### WHAT IS ASKED
Among the lines below, count those containing the word "where". Give the number only.
===== THE RECORDS
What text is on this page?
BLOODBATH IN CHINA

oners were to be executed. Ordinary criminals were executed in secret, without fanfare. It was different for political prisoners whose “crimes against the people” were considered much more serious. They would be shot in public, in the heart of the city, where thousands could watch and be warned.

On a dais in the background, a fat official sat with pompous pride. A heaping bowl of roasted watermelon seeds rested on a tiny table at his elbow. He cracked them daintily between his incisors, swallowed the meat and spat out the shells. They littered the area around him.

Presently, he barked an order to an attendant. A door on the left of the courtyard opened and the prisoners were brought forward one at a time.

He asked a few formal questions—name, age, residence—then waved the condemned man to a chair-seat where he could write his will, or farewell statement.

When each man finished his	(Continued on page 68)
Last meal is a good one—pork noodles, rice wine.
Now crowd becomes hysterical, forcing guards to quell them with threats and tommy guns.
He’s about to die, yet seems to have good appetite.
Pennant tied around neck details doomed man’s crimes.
==========
### ANSWER TO THIS EXERCISE
2